Extracted text
----------

Your most recent post is full of "I want." You can want all you like. That doesn't mean what you want will happen. And what I really hope is that your DH returns to his own house and doesn't listen to your nonsense.

Youdontevengohere · 05/06/2024 14:45

I suspect your parents want to alienate him from his child completely so that they have full control of you and her.

lonelysad · 05/06/2024 14:46

CarterOL · 05/06/2024 14:39

Yes. Ok. I do. I don’t want him back in the house. Are you happy now? We argued a lot about stupid things that did not matter and we argued often. We were both miserable and we were both unhappy. He never once tried to talk to me or tried to make sure I was ok even with all the medical problems I was facing. He just slammed
his hands down on his desk and told me to go away because he was working.

----------

Material shown
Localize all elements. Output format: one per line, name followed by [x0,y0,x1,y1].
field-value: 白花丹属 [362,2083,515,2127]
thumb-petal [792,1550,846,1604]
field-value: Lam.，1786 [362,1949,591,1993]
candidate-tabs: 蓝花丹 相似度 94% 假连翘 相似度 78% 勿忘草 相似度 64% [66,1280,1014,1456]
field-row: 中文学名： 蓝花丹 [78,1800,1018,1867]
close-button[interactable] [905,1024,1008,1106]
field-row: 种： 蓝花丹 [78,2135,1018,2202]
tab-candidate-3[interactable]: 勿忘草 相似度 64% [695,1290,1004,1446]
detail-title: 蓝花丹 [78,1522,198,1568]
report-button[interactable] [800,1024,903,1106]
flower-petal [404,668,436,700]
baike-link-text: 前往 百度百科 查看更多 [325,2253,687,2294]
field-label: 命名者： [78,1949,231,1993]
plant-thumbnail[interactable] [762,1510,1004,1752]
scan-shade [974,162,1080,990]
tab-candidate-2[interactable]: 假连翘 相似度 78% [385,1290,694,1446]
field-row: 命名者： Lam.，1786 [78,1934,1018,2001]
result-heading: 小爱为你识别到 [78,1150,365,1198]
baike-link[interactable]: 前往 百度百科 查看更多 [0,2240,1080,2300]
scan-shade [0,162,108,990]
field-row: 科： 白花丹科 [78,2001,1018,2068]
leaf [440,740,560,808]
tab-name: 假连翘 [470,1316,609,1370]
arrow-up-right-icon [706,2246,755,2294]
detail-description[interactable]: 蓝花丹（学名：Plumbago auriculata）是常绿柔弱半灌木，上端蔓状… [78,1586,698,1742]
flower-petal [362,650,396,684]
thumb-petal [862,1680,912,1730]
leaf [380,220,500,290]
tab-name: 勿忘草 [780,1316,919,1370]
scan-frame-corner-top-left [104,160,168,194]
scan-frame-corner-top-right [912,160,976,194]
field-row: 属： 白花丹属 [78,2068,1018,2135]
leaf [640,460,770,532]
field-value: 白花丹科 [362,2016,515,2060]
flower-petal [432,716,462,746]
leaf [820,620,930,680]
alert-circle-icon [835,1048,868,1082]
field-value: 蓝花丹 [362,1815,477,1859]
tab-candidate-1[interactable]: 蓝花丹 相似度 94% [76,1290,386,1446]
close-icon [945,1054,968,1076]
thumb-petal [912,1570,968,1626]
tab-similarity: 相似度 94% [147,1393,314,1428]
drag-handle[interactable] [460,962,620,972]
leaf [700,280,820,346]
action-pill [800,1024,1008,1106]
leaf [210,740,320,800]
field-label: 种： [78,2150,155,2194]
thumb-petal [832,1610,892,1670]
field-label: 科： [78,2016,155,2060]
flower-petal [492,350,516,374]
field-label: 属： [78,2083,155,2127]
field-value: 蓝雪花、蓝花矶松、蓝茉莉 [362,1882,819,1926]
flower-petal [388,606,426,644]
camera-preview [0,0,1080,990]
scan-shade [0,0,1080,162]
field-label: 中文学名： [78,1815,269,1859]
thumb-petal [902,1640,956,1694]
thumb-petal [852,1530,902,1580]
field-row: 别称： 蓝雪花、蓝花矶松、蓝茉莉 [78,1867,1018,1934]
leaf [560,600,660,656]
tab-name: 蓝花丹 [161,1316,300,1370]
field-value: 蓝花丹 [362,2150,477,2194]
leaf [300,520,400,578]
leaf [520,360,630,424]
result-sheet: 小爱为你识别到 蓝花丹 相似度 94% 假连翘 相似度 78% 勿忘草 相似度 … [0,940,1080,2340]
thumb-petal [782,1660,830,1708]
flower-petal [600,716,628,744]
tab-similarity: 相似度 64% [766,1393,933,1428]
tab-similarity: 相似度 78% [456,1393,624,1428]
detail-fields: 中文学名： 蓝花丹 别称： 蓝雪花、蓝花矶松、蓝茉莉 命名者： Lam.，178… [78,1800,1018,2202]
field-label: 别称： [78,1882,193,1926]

----------

Action item
Resume the forum thread about the unhappy marriage, continuing on from its final sentence.

Answer section
i don’t want him to be unsafe but I don’t want him back in the home. I have had countless friends and legal people tell me he has no right to come back because of his mental state when he left. The fact he’s on the street doesn’t matter. If it’s really that bad why can’t he go to his brothers? He’s happy enough to charge his phone but not stay?

it’s over with him and while I’m not sure if I love him, I know he just can’t be here. It wouldn’t be right, and my family would basically disown me.

You aren't legally allowed to block him from his own home. You seem intent on pushing him over the edge. If your daughter ever comes to understand any of your cruelty she may well decide to disown you.

user1984778379202 · 05/06/2024 14:46

CarterOL · 05/06/2024 14:39

Yes. Ok. I do. I don’t want him back in the house. Are you happy now? We argued a lot about stupid things that did not matter and we argued often. We were both miserable and we were both unhappy. He never once tried to talk to me or tried to make sure I was ok even with all the medical problems I was facing. He just slammed
his hands down on his desk and told me to go away because he was working.

i don’t want him to be unsafe but I don’t want him back in the home. I have had countless friends and legal people tell me he has no right to come back because of his mental state when he left. The fact he’s on the street doesn’t matter. If it’s really that bad why can’t he go to his brothers? He’s happy enough to charge his phone but not stay?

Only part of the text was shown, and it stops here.